* TRECHO SELECIONADO
'''

Assim, na década de 1980, Olavo dava aulas de astrologia. A partir da década de 1990, ele se apresentava como professor de filosofia. No Brasil, essa “filosofia” consistia em misticismo. Após sua mudança para os EUA, a “filosofia” passou a consistir, sobretudo, em invectivas contra Lula, o PT, comunistas reais ou imaginários.

Um místico e um anticomunista hidrofóbico são duas coisas diferentes, ainda que Olavo tenha combinado os dois predicados. No entanto, podemos distinguir dois tipos de pessoas influenciadas por Olavo de Carvalho: aquelas que se dizem especialmente cultas e aquelas que simplesmente gritam que todo mundo e tudo são comunistas, na internet e além. Em outras palavras: há aqueles que se expuseram ao conteúdo dos cursos de Olavo, e há aqueles que apenas assistiram a cutscenes no YouTube sobre política partidária.

3. Cultura como misticismo e negócio

Embora esse camaleão tenha passado de astrólogo polígamo a filósofo católico conservador, podemos apontar uma constante em seu pensamento, pelo menos desde 1985: a ideia de que o Brasil é um país sem cultura, e que a cultura precisa ser extraída de uma certa Tradição que é acessível por meio de religiões e ciências tradicionais, sendo a astrologia a mais importante de todas as ciências. 1985 é o ano da publicação do livreto Astros e Símbolos , pela editora Nova Stella. É a obra mais antiga de Olavo a que tive acesso, e essa ideia está presente e explícita ali.

'''

* MATERIAL FORNECIDO
'''

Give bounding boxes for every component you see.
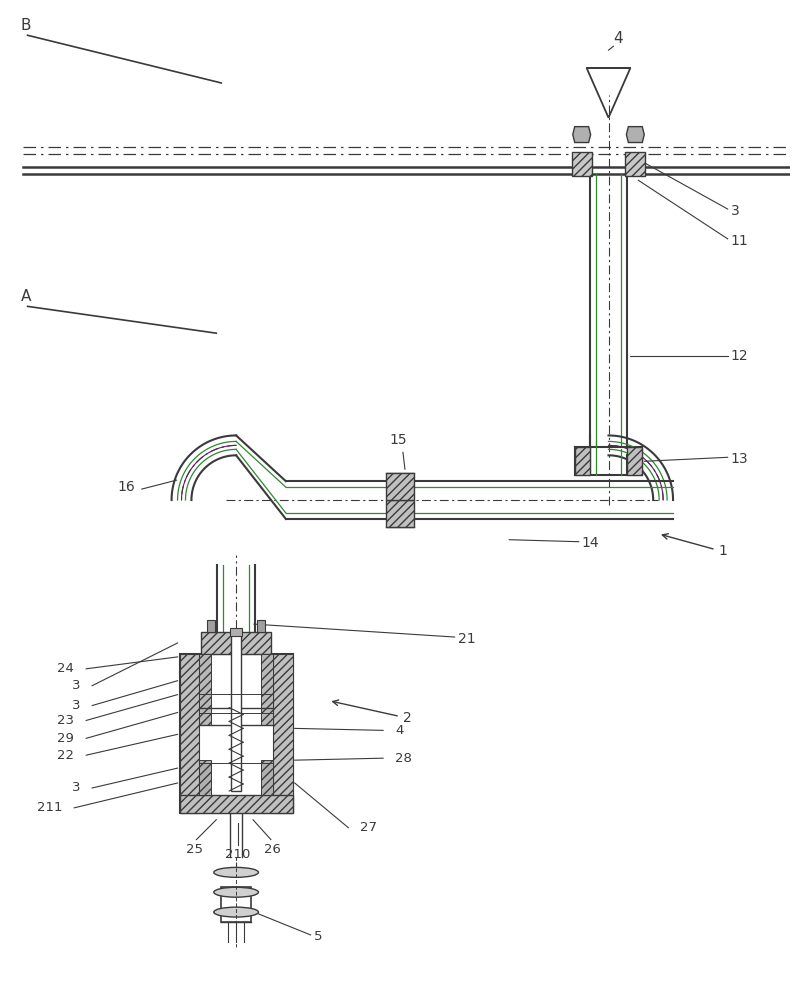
Text: 5: 5 [313, 930, 322, 943]
Bar [261, 654, 273, 725]
Text: 26: 26 [264, 843, 282, 856]
Text: 3: 3 [71, 781, 80, 794]
Polygon shape [386, 473, 414, 500]
Text: 13: 13 [730, 452, 749, 466]
Bar [230, 628, 242, 636]
Text: 25: 25 [186, 843, 203, 856]
Bar [179, 654, 199, 813]
Text: 21: 21 [458, 632, 475, 646]
Text: 210: 210 [225, 848, 251, 861]
Bar [179, 654, 293, 813]
Ellipse shape [214, 887, 259, 897]
Text: 11: 11 [730, 234, 749, 248]
Ellipse shape [214, 907, 259, 917]
Text: 16: 16 [117, 480, 135, 494]
Bar [207, 620, 215, 632]
Text: 2: 2 [403, 711, 412, 725]
Text: 14: 14 [582, 536, 600, 550]
Text: 23: 23 [57, 714, 75, 727]
Bar [273, 654, 293, 813]
Text: 28: 28 [395, 752, 412, 765]
Text: 3: 3 [71, 699, 80, 712]
Bar [261, 760, 273, 795]
Ellipse shape [214, 867, 259, 877]
Text: 15: 15 [389, 433, 407, 447]
Bar [199, 654, 211, 725]
Text: B: B [21, 18, 31, 33]
Text: 12: 12 [730, 349, 749, 363]
Bar [221, 887, 251, 922]
Text: 3: 3 [730, 204, 739, 218]
Text: 4: 4 [614, 31, 623, 46]
Text: 3: 3 [71, 679, 80, 692]
Text: 211: 211 [36, 801, 63, 814]
Text: 29: 29 [57, 732, 75, 745]
Polygon shape [386, 500, 414, 527]
Text: 1: 1 [718, 544, 728, 558]
Text: 24: 24 [57, 662, 75, 675]
Bar [232, 632, 241, 791]
Polygon shape [575, 447, 590, 475]
Text: A: A [21, 289, 31, 304]
Bar [179, 795, 293, 813]
Text: 27: 27 [360, 821, 377, 834]
Polygon shape [626, 152, 646, 176]
Polygon shape [573, 127, 591, 143]
Bar [201, 632, 271, 654]
Polygon shape [627, 447, 642, 475]
Text: 22: 22 [57, 749, 75, 762]
Bar [199, 760, 211, 795]
Text: 4: 4 [395, 724, 404, 737]
Polygon shape [572, 152, 592, 176]
Bar [257, 620, 265, 632]
Polygon shape [626, 127, 644, 143]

'''

* INSTRUÇÕES DAS TAREFAS
1 – Copie sem alterações a parte do trecho sobre Olavo de Carvalho que começa nas palavras "Embora esse camaleão" e termina depois de "e explícita ali.".
2 – Responda, com base no trecho sobre Olavo de Carvalho:
(a) Em que década Olavo dava aulas de astrologia?
(b) Qual livreto foi publicado em 1985, e por qual editora?
(c) Qual ciência o trecho aponta como a mais importante de todas as ciências tradicionais?

* RESPOSTAS ESPERADAS
1 –
Embora esse camaleão tenha passado de astrólogo polígamo a filósofo católico conservador, podemos apontar uma constante em seu pensamento, pelo menos desde 1985: a ideia de que o Brasil é um país sem cultura, e que a cultura precisa ser extraída de uma certa Tradição que é acessível por meio de religiões e ciências tradicionais, sendo a astrologia a mais importante de todas as ciências. 1985 é o ano da publicação do livreto Astros e Símbolos , pela editora Nova Stella. É a obra mais antiga de Olavo a que tive acesso, e essa ideia está presente e explícita ali.

2 –
(a) Na década de 1980.
(b) Astros e Símbolos, pela editora Nova Stella.
(c) A astrologia.